• **Your instructions**
Output the data in full. Keep every entry exactly as written.

• **Data provided**
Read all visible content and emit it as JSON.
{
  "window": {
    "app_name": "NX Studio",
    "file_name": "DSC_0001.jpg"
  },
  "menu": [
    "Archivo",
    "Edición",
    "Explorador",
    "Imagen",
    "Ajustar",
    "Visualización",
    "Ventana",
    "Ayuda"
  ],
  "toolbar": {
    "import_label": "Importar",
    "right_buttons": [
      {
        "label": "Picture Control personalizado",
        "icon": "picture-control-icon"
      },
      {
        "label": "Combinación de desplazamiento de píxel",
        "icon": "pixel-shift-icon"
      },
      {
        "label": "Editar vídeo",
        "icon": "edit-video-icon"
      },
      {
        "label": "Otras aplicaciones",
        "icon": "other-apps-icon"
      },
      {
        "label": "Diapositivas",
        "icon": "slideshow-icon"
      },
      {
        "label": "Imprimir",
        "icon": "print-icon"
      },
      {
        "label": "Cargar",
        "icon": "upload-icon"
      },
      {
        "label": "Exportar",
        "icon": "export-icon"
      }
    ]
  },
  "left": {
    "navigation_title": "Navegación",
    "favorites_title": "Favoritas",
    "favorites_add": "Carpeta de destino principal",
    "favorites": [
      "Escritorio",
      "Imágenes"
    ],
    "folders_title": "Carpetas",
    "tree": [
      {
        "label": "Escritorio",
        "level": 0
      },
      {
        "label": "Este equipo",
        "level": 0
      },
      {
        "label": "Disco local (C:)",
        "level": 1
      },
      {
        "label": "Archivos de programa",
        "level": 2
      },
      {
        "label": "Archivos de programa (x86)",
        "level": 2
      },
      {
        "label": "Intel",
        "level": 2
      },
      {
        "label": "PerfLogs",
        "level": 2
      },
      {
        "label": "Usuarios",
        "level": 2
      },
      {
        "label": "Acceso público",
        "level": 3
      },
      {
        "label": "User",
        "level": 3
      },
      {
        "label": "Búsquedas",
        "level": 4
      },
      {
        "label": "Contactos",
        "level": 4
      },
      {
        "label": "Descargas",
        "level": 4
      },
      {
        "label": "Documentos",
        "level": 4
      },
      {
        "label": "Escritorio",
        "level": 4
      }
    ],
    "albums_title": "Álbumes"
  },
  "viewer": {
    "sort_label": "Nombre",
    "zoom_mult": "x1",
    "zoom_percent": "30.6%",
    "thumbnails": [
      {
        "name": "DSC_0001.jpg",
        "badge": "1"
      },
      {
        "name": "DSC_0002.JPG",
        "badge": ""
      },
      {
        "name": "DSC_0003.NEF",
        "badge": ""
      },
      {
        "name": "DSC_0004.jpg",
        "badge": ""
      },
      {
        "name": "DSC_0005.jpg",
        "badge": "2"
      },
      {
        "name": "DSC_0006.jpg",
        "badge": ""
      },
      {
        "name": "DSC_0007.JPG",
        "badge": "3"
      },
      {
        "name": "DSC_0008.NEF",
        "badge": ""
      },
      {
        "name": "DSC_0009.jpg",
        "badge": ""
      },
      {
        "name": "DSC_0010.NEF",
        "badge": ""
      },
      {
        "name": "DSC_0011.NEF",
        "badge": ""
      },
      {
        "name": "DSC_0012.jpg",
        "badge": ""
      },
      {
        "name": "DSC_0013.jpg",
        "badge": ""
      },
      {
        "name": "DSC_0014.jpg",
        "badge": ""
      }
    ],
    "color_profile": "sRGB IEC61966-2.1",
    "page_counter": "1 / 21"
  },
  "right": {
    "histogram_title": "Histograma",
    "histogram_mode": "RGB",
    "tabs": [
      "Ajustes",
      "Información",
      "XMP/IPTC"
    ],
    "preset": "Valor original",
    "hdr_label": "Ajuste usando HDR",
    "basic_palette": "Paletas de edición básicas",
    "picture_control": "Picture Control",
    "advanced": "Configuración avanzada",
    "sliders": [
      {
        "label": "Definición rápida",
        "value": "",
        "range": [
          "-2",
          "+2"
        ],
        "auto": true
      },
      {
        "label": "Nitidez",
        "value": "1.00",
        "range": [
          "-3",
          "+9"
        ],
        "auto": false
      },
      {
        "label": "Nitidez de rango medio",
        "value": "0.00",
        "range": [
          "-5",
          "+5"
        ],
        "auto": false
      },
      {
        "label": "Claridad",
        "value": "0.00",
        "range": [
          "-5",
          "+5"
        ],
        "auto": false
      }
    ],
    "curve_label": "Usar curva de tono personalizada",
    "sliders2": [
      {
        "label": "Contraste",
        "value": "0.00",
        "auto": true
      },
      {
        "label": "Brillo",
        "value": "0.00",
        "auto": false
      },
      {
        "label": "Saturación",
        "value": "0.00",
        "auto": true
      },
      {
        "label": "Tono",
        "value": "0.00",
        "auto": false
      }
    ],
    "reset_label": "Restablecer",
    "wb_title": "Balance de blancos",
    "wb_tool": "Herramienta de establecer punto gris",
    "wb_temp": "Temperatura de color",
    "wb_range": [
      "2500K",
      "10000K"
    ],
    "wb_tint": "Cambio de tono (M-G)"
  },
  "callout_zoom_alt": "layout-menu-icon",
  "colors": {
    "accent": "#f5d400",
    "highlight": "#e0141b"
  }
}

• **Response**
Read all visible content and emit it as JSON.
{
  "window": {
    "app_name": "NX Studio",
    "file_name": "DSC_0001.jpg"
  },
  "menu": [
    "Archivo",
    "Edición",
    "Explorador",
    "Imagen",
    "Ajustar",
    "Visualización",
    "Ventana",
    "Ayuda"
  ],
  "toolbar": {
    "import_label": "Importar",
    "right_buttons": [
      {
        "label": "Picture Control personalizado",
        "icon": "picture-control-icon"
      },
      {
        "label": "Combinación de desplazamiento de píxel",
        "icon": "pixel-shift-icon"
      },
      {
        "label": "Editar vídeo",
        "icon": "edit-video-icon"
      },
      {
        "label": "Otras aplicaciones",
        "icon": "other-apps-icon"
      },
      {
        "label": "Diapositivas",
        "icon": "slideshow-icon"
      },
      {
        "label": "Imprimir",
        "icon": "print-icon"
      },
      {
        "label": "Cargar",
        "icon": "upload-icon"
      },
      {
        "label": "Exportar",
        "icon": "export-icon"
      }
    ]
  },
  "left": {
    "navigation_title": "Navegación",
    "favorites_title": "Favoritas",
    "favorites_add": "Carpeta de destino principal",
    "favorites": [
      "Escritorio",
      "Imágenes"
    ],
    "folders_title": "Carpetas",
    "tree": [
      {
        "label": "Escritorio",
        "level": 0
      },
      {
        "label": "Este equipo",
        "level": 0
      },
      {
        "label": "Disco local (C:)",
        "level": 1
      },
      {
        "label": "Archivos de programa",
        "level": 2
      },
      {
        "label": "Archivos de programa (x86)",
        "level": 2
      },
      {
        "label": "Intel",
        "level": 2
      },
      {
        "label": "PerfLogs",
        "level": 2
      },
      {
        "label": "Usuarios",
        "level": 2
      },
      {
        "label": "Acceso público",
        "level": 3
      },
      {
        "label": "User",
        "level": 3
      },
      {
        "label": "Búsquedas",
        "level": 4
      },
      {
        "label": "Contactos",
        "level": 4
      },
      {
        "label": "Descargas",
        "level": 4
      },
      {
        "label": "Documentos",
        "level": 4
      },
      {
        "label": "Escritorio",
        "level": 4
      }
    ],
    "albums_title": "Álbumes"
  },
  "viewer": {
    "sort_label": "Nombre",
    "zoom_mult": "x1",
    "zoom_percent": "30.6%",
    "thumbnails": [
      {
        "name": "DSC_0001.jpg",
        "badge": "1"
      },
      {
        "name": "DSC_0002.JPG",
        "badge": ""
      },
      {
        "name": "DSC_0003.NEF",
        "badge": ""
      },
      {
        "name": "DSC_0004.jpg",
        "badge": ""
      },
      {
        "name": "DSC_0005.jpg",
        "badge": "2"
      },
      {
        "name": "DSC_0006.jpg",
        "badge": ""
      },
      {
        "name": "DSC_0007.JPG",
        "badge": "3"
      },
      {
        "name": "DSC_0008.NEF",
        "badge": ""
      },
      {
        "name": "DSC_0009.jpg",
        "badge": ""
      },
      {
        "name": "DSC_0010.NEF",
        "badge": ""
      },
      {
        "name": "DSC_0011.NEF",
        "badge": ""
      },
      {
        "name": "DSC_0012.jpg",
        "badge": ""
      },
      {
        "name": "DSC_0013.jpg",
        "badge": ""
      },
      {
        "name": "DSC_0014.jpg",
        "badge": ""
      }
    ],
    "color_profile": "sRGB IEC61966-2.1",
    "page_counter": "1 / 21"
  },
  "right": {
    "histogram_title": "Histograma",
    "histogram_mode": "RGB",
    "tabs": [
      "Ajustes",
      "Información",
      "XMP/IPTC"
    ],
    "preset": "Valor original",
    "hdr_label": "Ajuste usando HDR",
    "basic_palette": "Paletas de edición básicas",
    "picture_control": "Picture Control",
    "advanced": "Configuración avanzada",
    "sliders": [
      {
        "label": "Definición rápida",
        "value": "",
        "range": [
          "-2",
          "+2"
        ],
        "auto": true
      },
      {
        "label": "Nitidez",
        "value": "1.00",
        "range": [
          "-3",
          "+9"
        ],
        "auto": false
      },
      {
        "label": "Nitidez de rango medio",
        "value": "0.00",
        "range": [
          "-5",
          "+5"
        ],
        "auto": false
      },
      {
        "label": "Claridad",
        "value": "0.00",
        "range": [
          "-5",
          "+5"
        ],
        "auto": false
      }
    ],
    "curve_label": "Usar curva de tono personalizada",
    "sliders2": [
      {
        "label": "Contraste",
        "value": "0.00",
        "auto": true
      },
      {
        "label": "Brillo",
        "value": "0.00",
        "auto": false
      },
      {
        "label": "Saturación",
        "value": "0.00",
        "auto": true
      },
      {
        "label": "Tono",
        "value": "0.00",
        "auto": false
      }
    ],
    "reset_label": "Restablecer",
    "wb_title": "Balance de blancos",
    "wb_tool": "Herramienta de establecer punto gris",
    "wb_temp": "Temperatura de color",
    "wb_range": [
      "2500K",
      "10000K"
    ],
    "wb_tint": "Cambio de tono (M-G)"
  },
  "callout_zoom_alt": "layout-menu-icon",
  "colors": {
    "accent": "#f5d400",
    "highlight": "#e0141b"
  }
}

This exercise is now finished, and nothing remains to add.